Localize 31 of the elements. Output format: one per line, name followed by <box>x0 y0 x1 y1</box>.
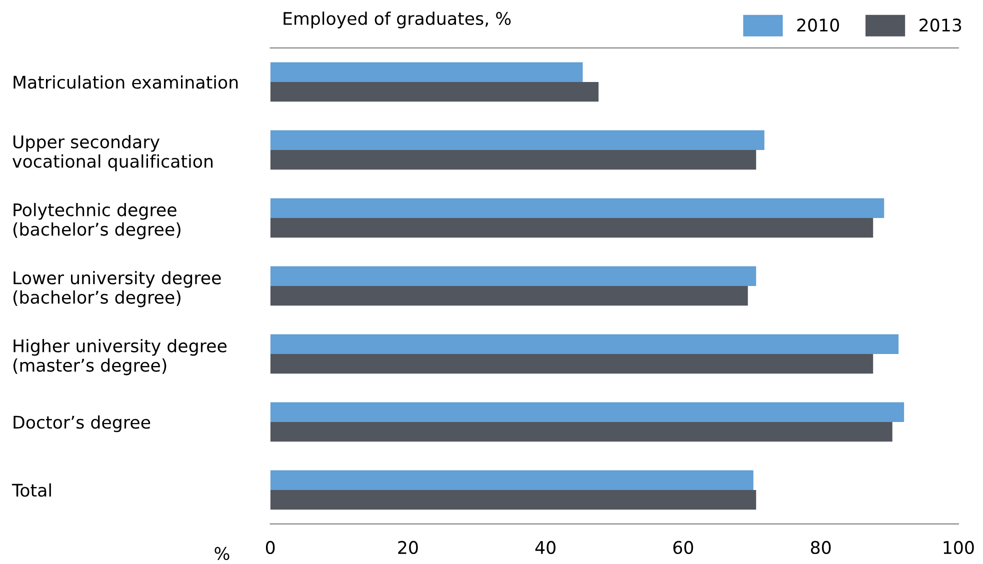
x-tick-label: 100 <box>944 540 974 554</box>
bar <box>270 286 748 306</box>
bar <box>270 422 892 442</box>
legend-label: 2013 <box>920 18 962 32</box>
x-tick-label: 60 <box>673 540 694 554</box>
legend-label: 2010 <box>797 18 839 32</box>
chart-title: Employed of graduates, % <box>284 12 511 28</box>
x-tick-label: 40 <box>535 540 556 554</box>
y-tick-label: Lower university degree (bachelor’s degree) <box>13 270 221 308</box>
bar <box>270 402 904 422</box>
y-tick-label: Total <box>12 483 51 497</box>
bar <box>270 130 764 150</box>
y-tick-label: Polytechnic degree (bachelor’s degree) <box>13 202 180 240</box>
bar <box>270 266 756 286</box>
x-tick-label: 80 <box>810 540 831 554</box>
y-tick-label: Upper secondary vocational qualification <box>12 134 213 172</box>
y-tick-label: Higher university degree (master’s degree) <box>13 338 227 376</box>
bar <box>270 150 756 170</box>
bar <box>270 470 754 490</box>
bar <box>270 354 874 374</box>
bar <box>270 490 756 510</box>
x-tick-label: 0 <box>266 540 275 554</box>
bar <box>270 334 899 354</box>
bar <box>270 218 874 238</box>
bar <box>270 62 583 82</box>
y-tick-label: Doctor’s degree <box>14 415 150 432</box>
x-axis-title: % <box>214 546 230 560</box>
bar <box>270 82 599 102</box>
x-tick-label: 20 <box>398 540 418 554</box>
bar <box>270 198 884 218</box>
y-tick-label: Matriculation examination <box>14 75 238 89</box>
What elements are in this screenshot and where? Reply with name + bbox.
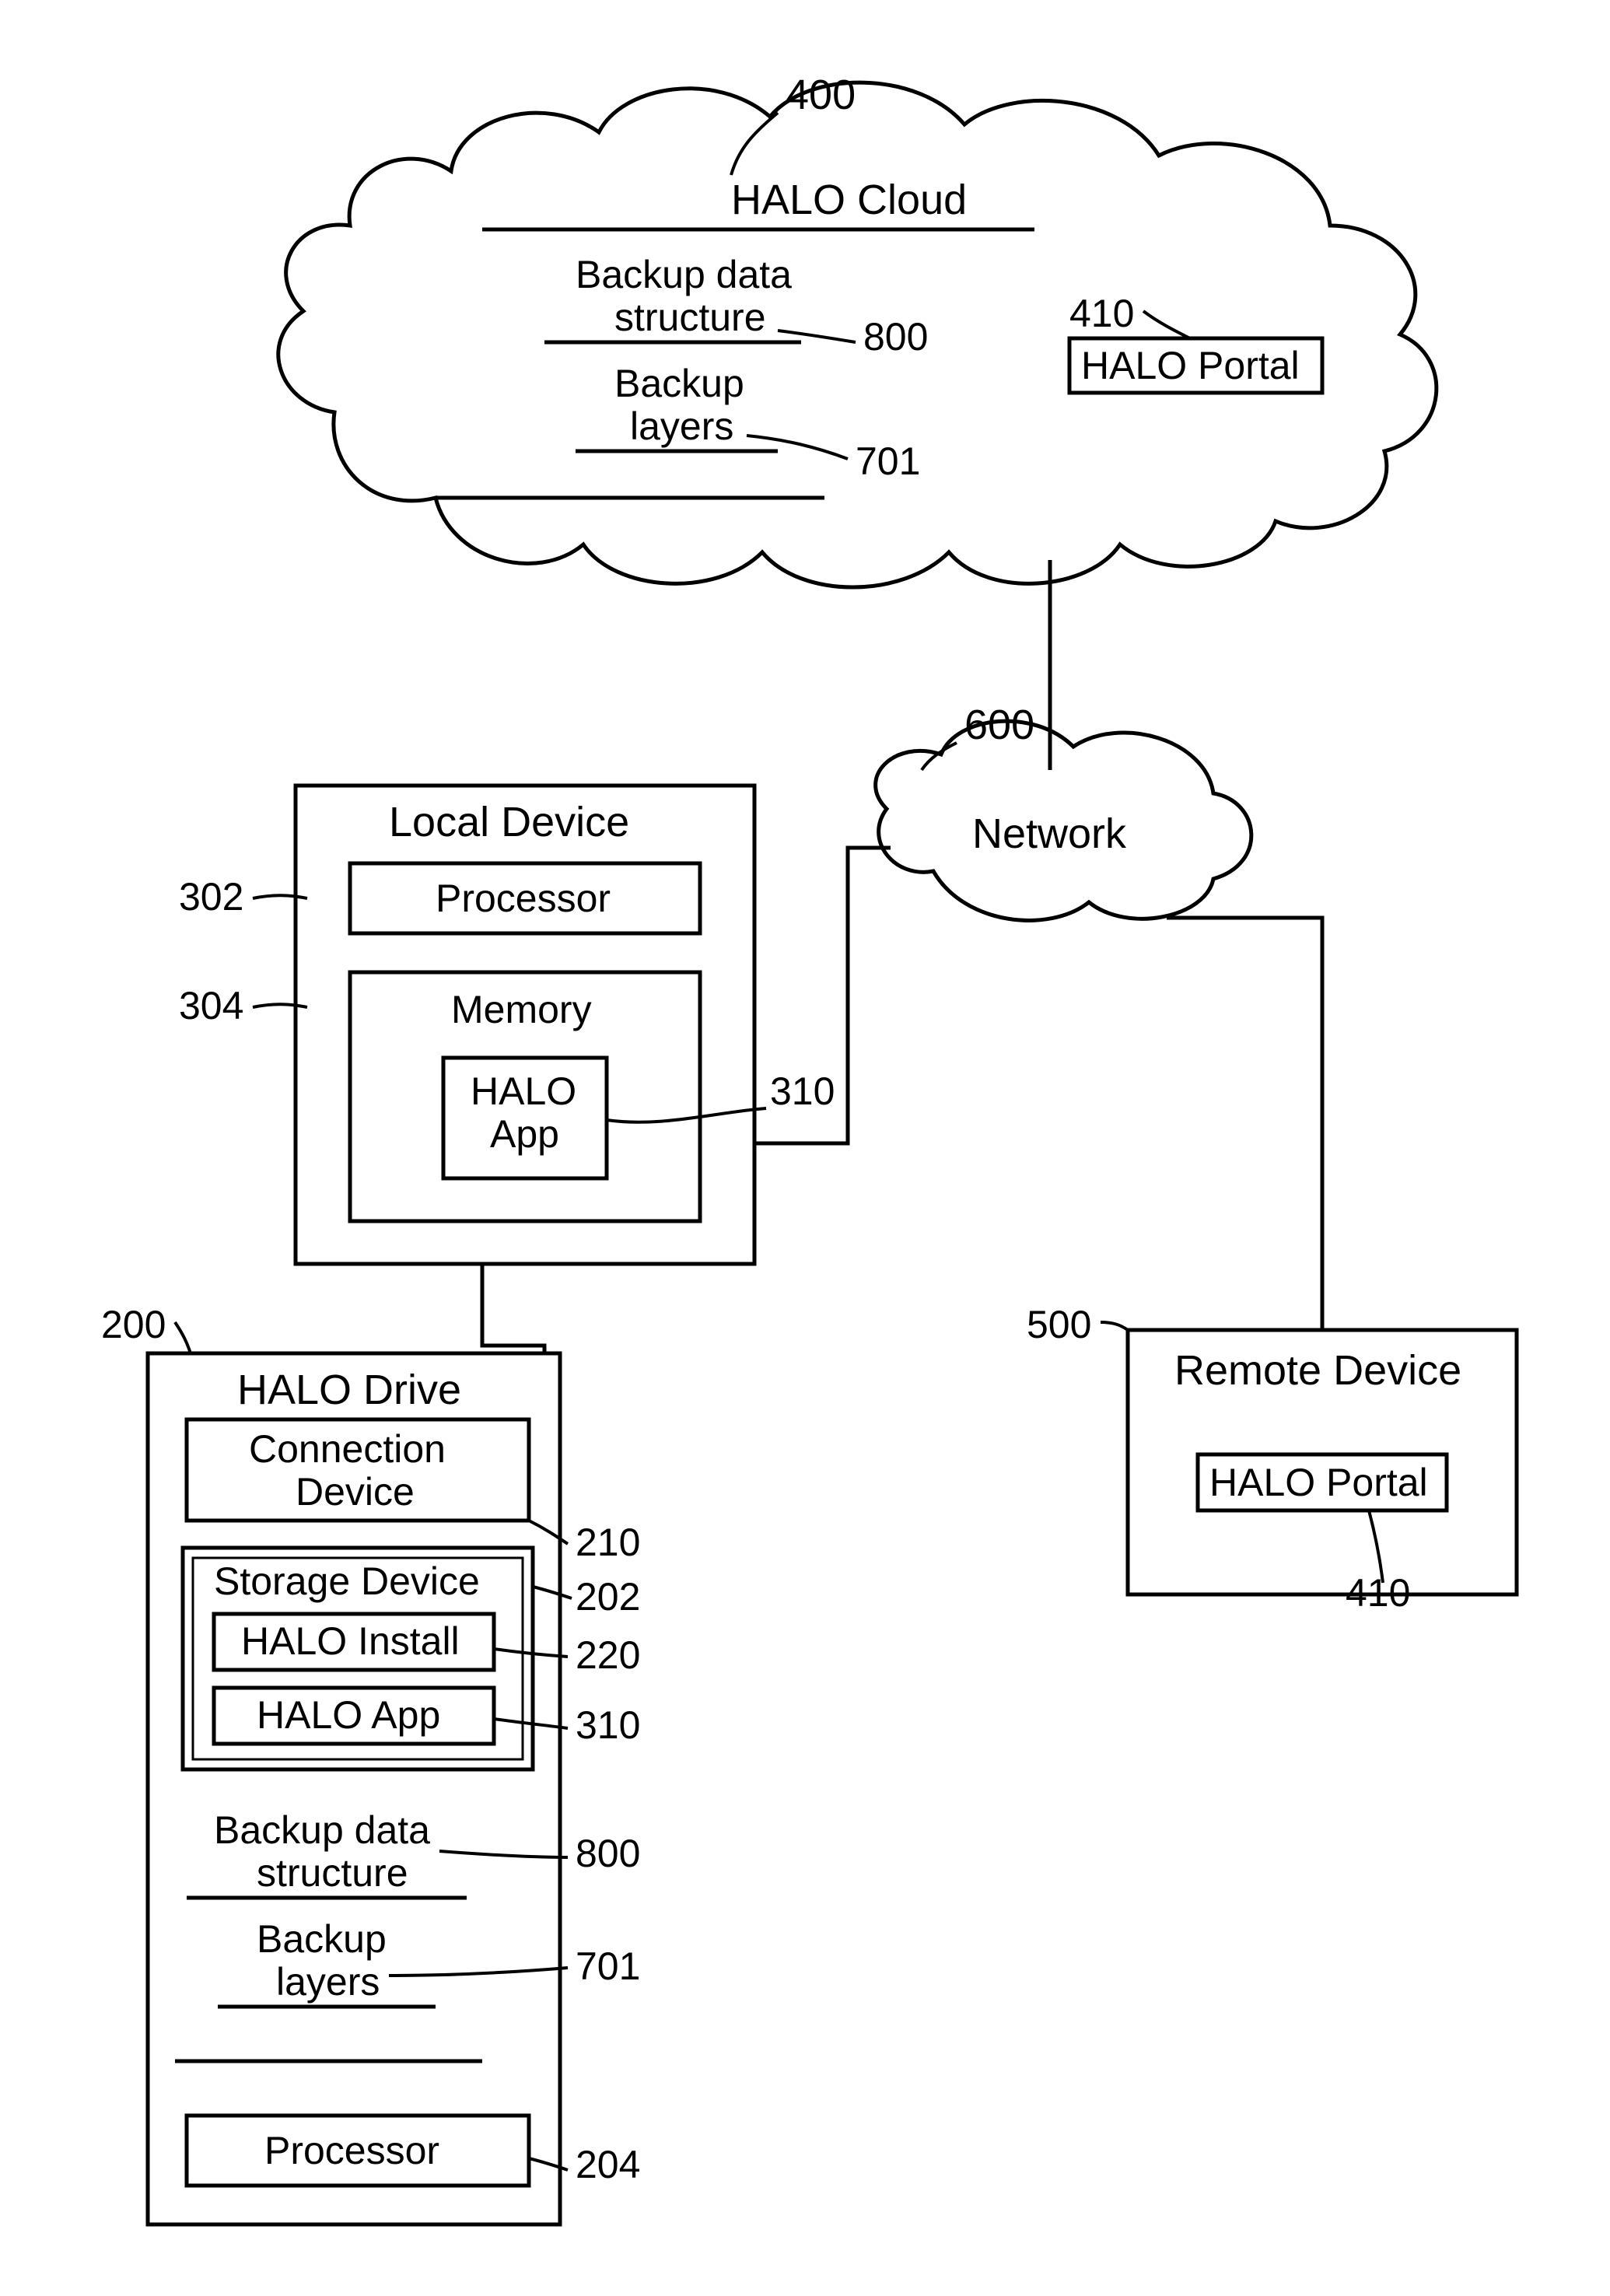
★ ★ ★ ★
[TASK TO CARRY OUT]: What are the data lines starting with the line containing "x-tick-label: 100 <box>944 540 974 554</box>" and going on through the line containing "bar <box>270 402 904 422</box>"? Transcribe those lines with no changes.

[EXPECTED OUTPUT]:
x-tick-label: 100 <box>944 540 974 554</box>
bar <box>270 286 748 306</box>
bar <box>270 422 892 442</box>
legend-label: 2013 <box>920 18 962 32</box>
x-tick-label: 60 <box>673 540 694 554</box>
legend-label: 2010 <box>797 18 839 32</box>
chart-title: Employed of graduates, % <box>284 12 511 28</box>
x-tick-label: 40 <box>535 540 556 554</box>
y-tick-label: Lower university degree (bachelor’s degree) <box>13 270 221 308</box>
bar <box>270 402 904 422</box>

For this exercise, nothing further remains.